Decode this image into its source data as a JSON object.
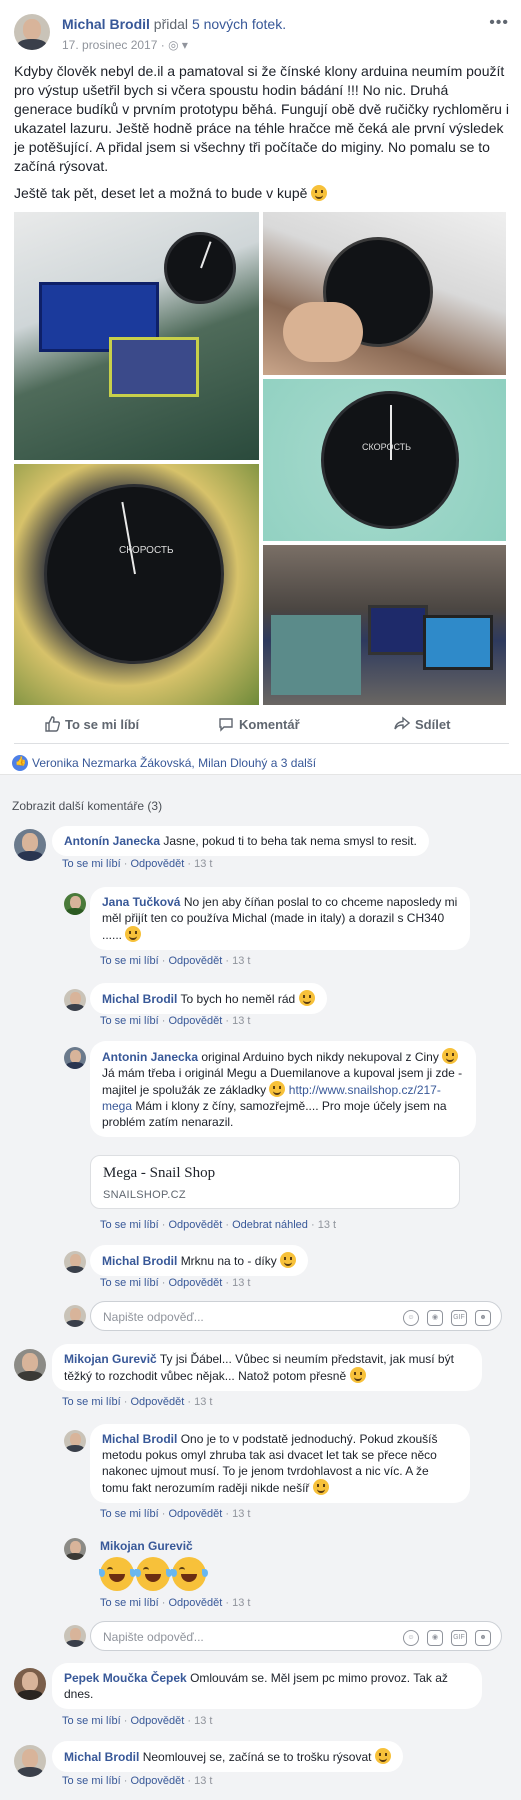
{
  "post": {
    "author": "Michal Brodil",
    "action": "přidal",
    "action_link": "5 nových fotek.",
    "date": "17. prosinec 2017 · ",
    "text_p1": "Kdyby člověk nebyl de.il a pamatoval si že čínské klony arduina neumím použít pro výstup ušetřil bych si včera spoustu hodin bádání !!! No nic. Druhá generace budíků v prvním prototypu běhá. Fungují obě dvě ručičky rychloměru i ukazatel lazuru. Ještě hodně práce na téhle hračce mě čeká ale první výsledek je potěšující. A přidal jsem si všechny tři počítače do miginy. No pomalu se to začíná rýsovat.",
    "text_p2": "Ještě tak pět, deset let a možná to bude v kupě",
    "photo_captions": {
      "dial_label": "СКОРОСТЬ"
    }
  },
  "actions": {
    "like": "To se mi líbí",
    "comment": "Komentář",
    "share": "Sdílet"
  },
  "reactions": "Veronika Nezmarka Žákovská, Milan Dlouhý a 3 další",
  "more_comments": "Zobrazit další komentáře (3)",
  "comments": [
    {
      "name": "Antonín Janecka",
      "text": "Jasne, pokud ti to beha tak nema smysl to resit.",
      "time": "13 t"
    },
    {
      "name": "Jana Tučková",
      "text": "No jen aby číňan poslal to co chceme naposledy mi měl přijít ten co používa Michal (made in italy) a dorazil s CH340 ......",
      "time": "13 t"
    },
    {
      "name": "Michal Brodil",
      "text": "To bych ho neměl rád",
      "time": "13 t"
    },
    {
      "name": "Antonin Janecka",
      "text1": "original Arduino bych nikdy nekupoval z Ciny",
      "text2": "Já mám třeba i originál Megu a Duemilanove a kupoval jsem ji zde - majitel je spolužák ze základky",
      "link": "http://www.snailshop.cz/217-mega",
      "text3": "Mám i klony z číny, samozřejmě.... Pro moje účely jsem na problém zatím nenarazil.",
      "preview_title": "Mega - Snail Shop",
      "preview_domain": "SNAILSHOP.CZ",
      "remove_preview": "Odebrat náhled",
      "time": "13 t"
    },
    {
      "name": "Michal Brodil",
      "text": "Mrknu na to - díky",
      "time": "13 t"
    },
    {
      "name": "Mikojan Gurevič",
      "text": "Ty jsi Ďábel... Vůbec si neumím představit, jak musí být těžký to rozchodit vůbec nějak... Natož potom přesně",
      "time": "13 t"
    },
    {
      "name": "Michal Brodil",
      "text": "Ono je to v podstatě jednoduchý. Pokud zkoušíš metodu pokus omyl zhruba tak asi dvacet let tak se přece něco nakonec ujmout musí. To je jenom tvrdohlavost a nic víc. A že tomu fakt nerozumím raději nikde nešíř",
      "time": "13 t"
    },
    {
      "name": "Mikojan Gurevič",
      "text": "",
      "time": "13 t"
    },
    {
      "name": "Pepek Moučka Čepek",
      "text": "Omlouvám se. Měl jsem pc mimo provoz. Tak až dnes.",
      "time": "13 t"
    },
    {
      "name": "Michal Brodil",
      "text": "Neomlouvej se, začíná se to trošku rýsovat",
      "time": "13 t"
    }
  ],
  "meta": {
    "like": "To se mi líbí",
    "reply": "Odpovědět",
    "sep": " · "
  },
  "reply_placeholder": "Napište odpověď...",
  "colors": {
    "link": "#385898",
    "bg_comments": "#f2f3f5",
    "like_blue": "#4e80e6"
  }
}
_ _ _
▶ Exercise details
Copy the records above exactly. The pictures are not part of the copy.

▶ Solution to this task
Decode this image into its source data as a JSON object.
{
  "post": {
    "author": "Michal Brodil",
    "action": "přidal",
    "action_link": "5 nových fotek.",
    "date": "17. prosinec 2017 · ",
    "text_p1": "Kdyby člověk nebyl de.il a pamatoval si že čínské klony arduina neumím použít pro výstup ušetřil bych si včera spoustu hodin bádání !!! No nic. Druhá generace budíků v prvním prototypu běhá. Fungují obě dvě ručičky rychloměru i ukazatel lazuru. Ještě hodně práce na téhle hračce mě čeká ale první výsledek je potěšující. A přidal jsem si všechny tři počítače do miginy. No pomalu se to začíná rýsovat.",
    "text_p2": "Ještě tak pět, deset let a možná to bude v kupě",
    "photo_captions": {
      "dial_label": "СКОРОСТЬ"
    }
  },
  "actions": {
    "like": "To se mi líbí",
    "comment": "Komentář",
    "share": "Sdílet"
  },
  "reactions": "Veronika Nezmarka Žákovská, Milan Dlouhý a 3 další",
  "more_comments": "Zobrazit další komentáře (3)",
  "comments": [
    {
      "name": "Antonín Janecka",
      "text": "Jasne, pokud ti to beha tak nema smysl to resit.",
      "time": "13 t"
    },
    {
      "name": "Jana Tučková",
      "text": "No jen aby číňan poslal to co chceme naposledy mi měl přijít ten co používa Michal (made in italy) a dorazil s CH340 ......",
      "time": "13 t"
    },
    {
      "name": "Michal Brodil",
      "text": "To bych ho neměl rád",
      "time": "13 t"
    },
    {
      "name": "Antonin Janecka",
      "text1": "original Arduino bych nikdy nekupoval z Ciny",
      "text2": "Já mám třeba i originál Megu a Duemilanove a kupoval jsem ji zde - majitel je spolužák ze základky",
      "link": "http://www.snailshop.cz/217-mega",
      "text3": "Mám i klony z číny, samozřejmě.... Pro moje účely jsem na problém zatím nenarazil.",
      "preview_title": "Mega - Snail Shop",
      "preview_domain": "SNAILSHOP.CZ",
      "remove_preview": "Odebrat náhled",
      "time": "13 t"
    },
    {
      "name": "Michal Brodil",
      "text": "Mrknu na to - díky",
      "time": "13 t"
    },
    {
      "name": "Mikojan Gurevič",
      "text": "Ty jsi Ďábel... Vůbec si neumím představit, jak musí být těžký to rozchodit vůbec nějak... Natož potom přesně",
      "time": "13 t"
    },
    {
      "name": "Michal Brodil",
      "text": "Ono je to v podstatě jednoduchý. Pokud zkoušíš metodu pokus omyl zhruba tak asi dvacet let tak se přece něco nakonec ujmout musí. To je jenom tvrdohlavost a nic víc. A že tomu fakt nerozumím raději nikde nešíř",
      "time": "13 t"
    },
    {
      "name": "Mikojan Gurevič",
      "text": "",
      "time": "13 t"
    },
    {
      "name": "Pepek Moučka Čepek",
      "text": "Omlouvám se. Měl jsem pc mimo provoz. Tak až dnes.",
      "time": "13 t"
    },
    {
      "name": "Michal Brodil",
      "text": "Neomlouvej se, začíná se to trošku rýsovat",
      "time": "13 t"
    }
  ],
  "meta": {
    "like": "To se mi líbí",
    "reply": "Odpovědět",
    "sep": " · "
  },
  "reply_placeholder": "Napište odpověď...",
  "colors": {
    "link": "#385898",
    "bg_comments": "#f2f3f5",
    "like_blue": "#4e80e6"
  }
}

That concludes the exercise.